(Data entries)
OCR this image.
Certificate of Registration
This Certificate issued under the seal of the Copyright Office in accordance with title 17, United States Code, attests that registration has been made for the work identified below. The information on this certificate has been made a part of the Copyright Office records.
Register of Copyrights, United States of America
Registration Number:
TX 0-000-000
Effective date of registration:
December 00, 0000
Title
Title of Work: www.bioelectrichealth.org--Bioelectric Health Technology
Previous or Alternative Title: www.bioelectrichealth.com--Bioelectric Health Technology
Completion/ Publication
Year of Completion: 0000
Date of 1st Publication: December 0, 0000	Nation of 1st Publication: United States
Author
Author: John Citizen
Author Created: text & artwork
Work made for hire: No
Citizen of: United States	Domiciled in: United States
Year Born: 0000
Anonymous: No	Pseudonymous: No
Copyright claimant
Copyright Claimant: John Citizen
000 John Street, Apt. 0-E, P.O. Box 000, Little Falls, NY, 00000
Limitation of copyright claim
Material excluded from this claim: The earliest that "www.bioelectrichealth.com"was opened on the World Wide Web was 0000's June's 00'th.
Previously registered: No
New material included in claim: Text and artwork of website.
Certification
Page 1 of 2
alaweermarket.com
--
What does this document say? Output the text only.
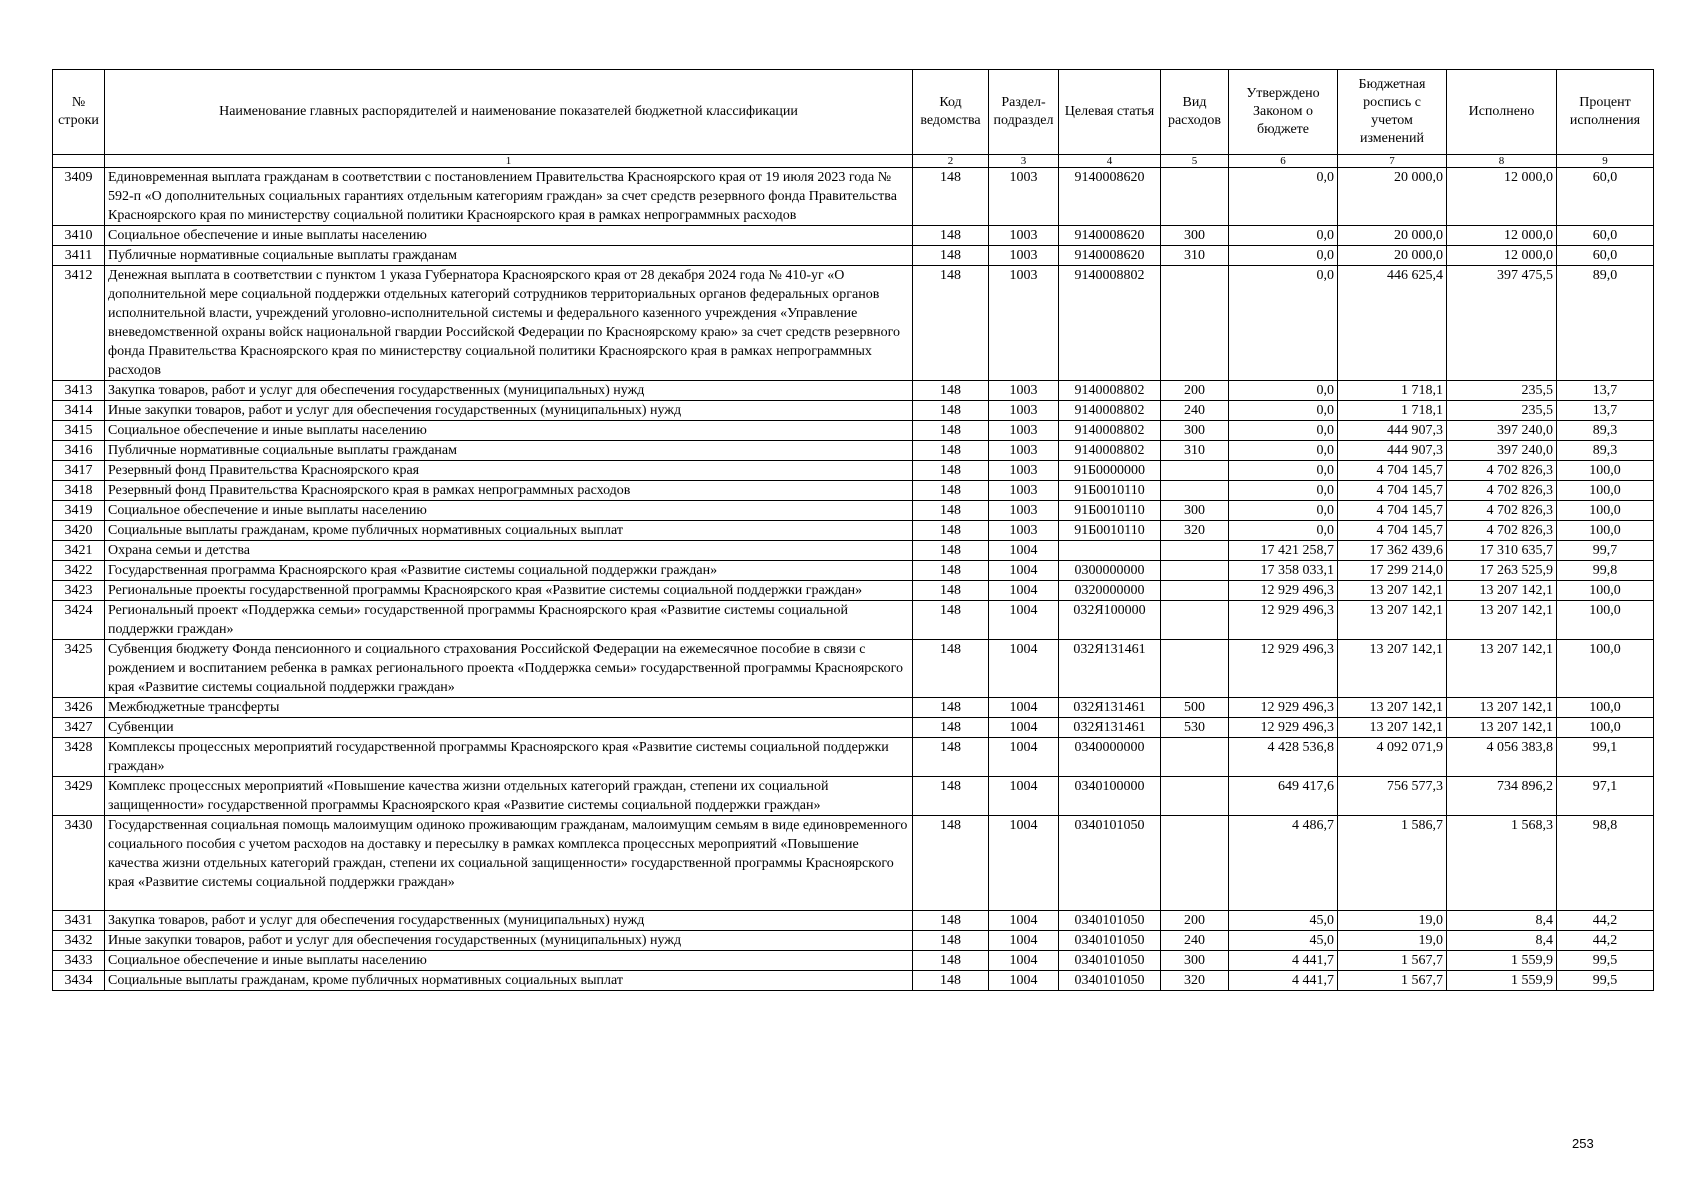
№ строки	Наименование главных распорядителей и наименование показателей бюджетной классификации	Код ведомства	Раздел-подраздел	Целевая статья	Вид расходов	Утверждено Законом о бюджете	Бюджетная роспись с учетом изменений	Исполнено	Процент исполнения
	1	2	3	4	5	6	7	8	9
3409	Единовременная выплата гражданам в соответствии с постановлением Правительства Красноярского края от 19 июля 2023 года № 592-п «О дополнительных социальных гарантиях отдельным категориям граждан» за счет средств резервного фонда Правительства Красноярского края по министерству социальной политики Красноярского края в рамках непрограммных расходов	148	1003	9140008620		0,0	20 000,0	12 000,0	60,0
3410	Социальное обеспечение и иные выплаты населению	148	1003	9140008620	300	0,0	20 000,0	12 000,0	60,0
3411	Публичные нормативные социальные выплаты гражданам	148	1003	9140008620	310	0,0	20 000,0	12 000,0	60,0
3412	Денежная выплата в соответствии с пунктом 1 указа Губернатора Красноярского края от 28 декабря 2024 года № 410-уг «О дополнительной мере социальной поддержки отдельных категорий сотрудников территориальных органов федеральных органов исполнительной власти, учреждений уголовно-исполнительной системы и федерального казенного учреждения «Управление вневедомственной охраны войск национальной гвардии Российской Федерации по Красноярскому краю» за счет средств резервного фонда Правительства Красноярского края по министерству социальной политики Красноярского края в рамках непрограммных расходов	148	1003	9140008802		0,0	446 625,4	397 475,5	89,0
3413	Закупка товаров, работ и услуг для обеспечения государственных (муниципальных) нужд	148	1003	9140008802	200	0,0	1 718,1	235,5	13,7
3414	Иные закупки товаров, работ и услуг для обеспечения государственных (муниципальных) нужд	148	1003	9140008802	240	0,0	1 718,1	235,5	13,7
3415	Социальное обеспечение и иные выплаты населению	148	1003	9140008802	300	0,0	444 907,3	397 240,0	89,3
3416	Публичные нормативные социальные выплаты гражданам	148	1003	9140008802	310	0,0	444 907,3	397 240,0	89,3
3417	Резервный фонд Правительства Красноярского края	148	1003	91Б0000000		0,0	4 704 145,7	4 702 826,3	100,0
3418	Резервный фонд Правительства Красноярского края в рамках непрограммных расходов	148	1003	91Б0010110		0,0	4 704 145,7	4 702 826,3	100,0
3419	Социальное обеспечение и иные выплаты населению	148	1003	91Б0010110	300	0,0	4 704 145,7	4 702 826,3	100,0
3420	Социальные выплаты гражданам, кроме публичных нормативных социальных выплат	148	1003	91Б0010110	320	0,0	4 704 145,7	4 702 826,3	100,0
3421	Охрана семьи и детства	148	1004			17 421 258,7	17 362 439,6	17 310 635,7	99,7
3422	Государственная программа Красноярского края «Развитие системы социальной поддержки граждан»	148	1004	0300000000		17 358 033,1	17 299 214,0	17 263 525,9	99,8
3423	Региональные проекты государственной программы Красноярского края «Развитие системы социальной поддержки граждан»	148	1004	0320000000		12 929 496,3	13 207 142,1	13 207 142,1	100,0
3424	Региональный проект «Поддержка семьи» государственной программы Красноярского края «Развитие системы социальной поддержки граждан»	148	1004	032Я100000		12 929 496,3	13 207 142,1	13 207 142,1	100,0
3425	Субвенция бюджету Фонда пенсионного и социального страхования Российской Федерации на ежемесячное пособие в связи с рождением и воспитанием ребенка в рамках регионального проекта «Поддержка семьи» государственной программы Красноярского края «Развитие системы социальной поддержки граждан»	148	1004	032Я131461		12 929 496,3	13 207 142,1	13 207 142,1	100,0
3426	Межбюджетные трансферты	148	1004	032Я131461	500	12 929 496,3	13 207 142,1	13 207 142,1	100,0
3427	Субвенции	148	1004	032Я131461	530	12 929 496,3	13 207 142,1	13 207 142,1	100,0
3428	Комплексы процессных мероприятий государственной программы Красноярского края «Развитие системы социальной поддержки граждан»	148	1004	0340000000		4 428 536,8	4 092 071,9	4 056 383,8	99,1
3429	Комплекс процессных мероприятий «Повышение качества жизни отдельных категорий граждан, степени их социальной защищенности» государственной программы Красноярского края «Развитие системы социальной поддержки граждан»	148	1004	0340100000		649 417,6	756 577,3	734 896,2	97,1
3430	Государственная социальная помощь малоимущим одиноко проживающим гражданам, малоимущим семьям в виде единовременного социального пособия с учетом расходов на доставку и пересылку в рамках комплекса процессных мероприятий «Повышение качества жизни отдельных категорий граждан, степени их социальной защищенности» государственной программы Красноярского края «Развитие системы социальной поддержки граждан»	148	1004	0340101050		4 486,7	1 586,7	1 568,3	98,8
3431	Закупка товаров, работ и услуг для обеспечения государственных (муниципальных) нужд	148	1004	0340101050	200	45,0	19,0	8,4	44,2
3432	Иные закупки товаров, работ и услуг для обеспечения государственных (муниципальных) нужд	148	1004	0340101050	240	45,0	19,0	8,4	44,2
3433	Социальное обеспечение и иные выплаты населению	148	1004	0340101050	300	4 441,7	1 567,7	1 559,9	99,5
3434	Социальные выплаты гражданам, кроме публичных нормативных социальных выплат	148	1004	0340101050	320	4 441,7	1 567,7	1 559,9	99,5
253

• **Exercise objective**
Read the entries and select each line where the word "Year" is found.

• **Solved problem**
Year of Completion: 0000
Year Born: 0000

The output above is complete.